(Extracted records)
========================

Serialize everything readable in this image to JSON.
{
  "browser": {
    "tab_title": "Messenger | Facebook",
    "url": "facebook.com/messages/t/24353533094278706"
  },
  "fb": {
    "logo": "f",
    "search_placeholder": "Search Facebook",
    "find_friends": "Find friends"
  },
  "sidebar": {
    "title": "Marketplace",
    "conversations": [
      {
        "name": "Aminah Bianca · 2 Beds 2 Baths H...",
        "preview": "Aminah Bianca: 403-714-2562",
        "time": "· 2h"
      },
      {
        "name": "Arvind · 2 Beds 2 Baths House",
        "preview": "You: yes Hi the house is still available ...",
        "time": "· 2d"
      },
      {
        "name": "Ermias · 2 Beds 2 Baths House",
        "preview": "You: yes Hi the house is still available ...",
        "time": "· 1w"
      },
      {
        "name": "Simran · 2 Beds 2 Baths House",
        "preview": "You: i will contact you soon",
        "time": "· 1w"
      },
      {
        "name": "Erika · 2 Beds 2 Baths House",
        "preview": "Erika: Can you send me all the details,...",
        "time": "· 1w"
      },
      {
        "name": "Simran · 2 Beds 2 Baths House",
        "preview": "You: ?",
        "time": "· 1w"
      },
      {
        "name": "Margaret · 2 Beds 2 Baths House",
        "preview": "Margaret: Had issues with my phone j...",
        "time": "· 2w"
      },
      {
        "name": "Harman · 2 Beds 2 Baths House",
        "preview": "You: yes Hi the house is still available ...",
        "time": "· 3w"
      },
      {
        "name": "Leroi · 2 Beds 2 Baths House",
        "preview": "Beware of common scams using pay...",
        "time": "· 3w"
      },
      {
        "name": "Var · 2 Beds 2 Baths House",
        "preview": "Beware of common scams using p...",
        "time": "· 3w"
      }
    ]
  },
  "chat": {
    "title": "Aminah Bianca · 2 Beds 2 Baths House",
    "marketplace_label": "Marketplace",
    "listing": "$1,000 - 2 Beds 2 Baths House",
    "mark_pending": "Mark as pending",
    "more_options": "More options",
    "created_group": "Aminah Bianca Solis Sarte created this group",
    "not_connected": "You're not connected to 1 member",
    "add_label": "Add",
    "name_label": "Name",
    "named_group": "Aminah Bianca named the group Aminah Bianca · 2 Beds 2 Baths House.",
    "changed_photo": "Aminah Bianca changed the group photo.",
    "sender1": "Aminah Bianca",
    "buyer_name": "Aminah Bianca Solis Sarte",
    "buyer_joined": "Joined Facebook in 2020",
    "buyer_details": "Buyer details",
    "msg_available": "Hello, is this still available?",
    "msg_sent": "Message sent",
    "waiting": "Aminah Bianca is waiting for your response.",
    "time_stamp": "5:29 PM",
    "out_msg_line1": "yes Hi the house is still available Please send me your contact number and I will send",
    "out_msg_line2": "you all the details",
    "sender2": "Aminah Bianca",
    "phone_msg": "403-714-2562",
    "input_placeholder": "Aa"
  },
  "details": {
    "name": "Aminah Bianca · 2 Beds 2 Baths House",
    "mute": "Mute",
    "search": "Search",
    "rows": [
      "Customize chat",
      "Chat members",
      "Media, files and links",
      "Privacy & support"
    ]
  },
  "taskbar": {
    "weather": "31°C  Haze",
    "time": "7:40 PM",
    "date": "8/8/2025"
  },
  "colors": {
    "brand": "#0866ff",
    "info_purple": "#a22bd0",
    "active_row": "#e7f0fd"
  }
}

========================

→ Problem
Copy each record from above without leaving any out.

→ Result below
Serialize everything readable in this image to JSON.
{
  "browser": {
    "tab_title": "Messenger | Facebook",
    "url": "facebook.com/messages/t/24353533094278706"
  },
  "fb": {
    "logo": "f",
    "search_placeholder": "Search Facebook",
    "find_friends": "Find friends"
  },
  "sidebar": {
    "title": "Marketplace",
    "conversations": [
      {
        "name": "Aminah Bianca · 2 Beds 2 Baths H...",
        "preview": "Aminah Bianca: 403-714-2562",
        "time": "· 2h"
      },
      {
        "name": "Arvind · 2 Beds 2 Baths House",
        "preview": "You: yes Hi the house is still available ...",
        "time": "· 2d"
      },
      {
        "name": "Ermias · 2 Beds 2 Baths House",
        "preview": "You: yes Hi the house is still available ...",
        "time": "· 1w"
      },
      {
        "name": "Simran · 2 Beds 2 Baths House",
        "preview": "You: i will contact you soon",
        "time": "· 1w"
      },
      {
        "name": "Erika · 2 Beds 2 Baths House",
        "preview": "Erika: Can you send me all the details,...",
        "time": "· 1w"
      },
      {
        "name": "Simran · 2 Beds 2 Baths House",
        "preview": "You: ?",
        "time": "· 1w"
      },
      {
        "name": "Margaret · 2 Beds 2 Baths House",
        "preview": "Margaret: Had issues with my phone j...",
        "time": "· 2w"
      },
      {
        "name": "Harman · 2 Beds 2 Baths House",
        "preview": "You: yes Hi the house is still available ...",
        "time": "· 3w"
      },
      {
        "name": "Leroi · 2 Beds 2 Baths House",
        "preview": "Beware of common scams using pay...",
        "time": "· 3w"
      },
      {
        "name": "Var · 2 Beds 2 Baths House",
        "preview": "Beware of common scams using p...",
        "time": "· 3w"
      }
    ]
  },
  "chat": {
    "title": "Aminah Bianca · 2 Beds 2 Baths House",
    "marketplace_label": "Marketplace",
    "listing": "$1,000 - 2 Beds 2 Baths House",
    "mark_pending": "Mark as pending",
    "more_options": "More options",
    "created_group": "Aminah Bianca Solis Sarte created this group",
    "not_connected": "You're not connected to 1 member",
    "add_label": "Add",
    "name_label": "Name",
    "named_group": "Aminah Bianca named the group Aminah Bianca · 2 Beds 2 Baths House.",
    "changed_photo": "Aminah Bianca changed the group photo.",
    "sender1": "Aminah Bianca",
    "buyer_name": "Aminah Bianca Solis Sarte",
    "buyer_joined": "Joined Facebook in 2020",
    "buyer_details": "Buyer details",
    "msg_available": "Hello, is this still available?",
    "msg_sent": "Message sent",
    "waiting": "Aminah Bianca is waiting for your response.",
    "time_stamp": "5:29 PM",
    "out_msg_line1": "yes Hi the house is still available Please send me your contact number and I will send",
    "out_msg_line2": "you all the details",
    "sender2": "Aminah Bianca",
    "phone_msg": "403-714-2562",
    "input_placeholder": "Aa"
  },
  "details": {
    "name": "Aminah Bianca · 2 Beds 2 Baths House",
    "mute": "Mute",
    "search": "Search",
    "rows": [
      "Customize chat",
      "Chat members",
      "Media, files and links",
      "Privacy & support"
    ]
  },
  "taskbar": {
    "weather": "31°C  Haze",
    "time": "7:40 PM",
    "date": "8/8/2025"
  },
  "colors": {
    "brand": "#0866ff",
    "info_purple": "#a22bd0",
    "active_row": "#e7f0fd"
  }
}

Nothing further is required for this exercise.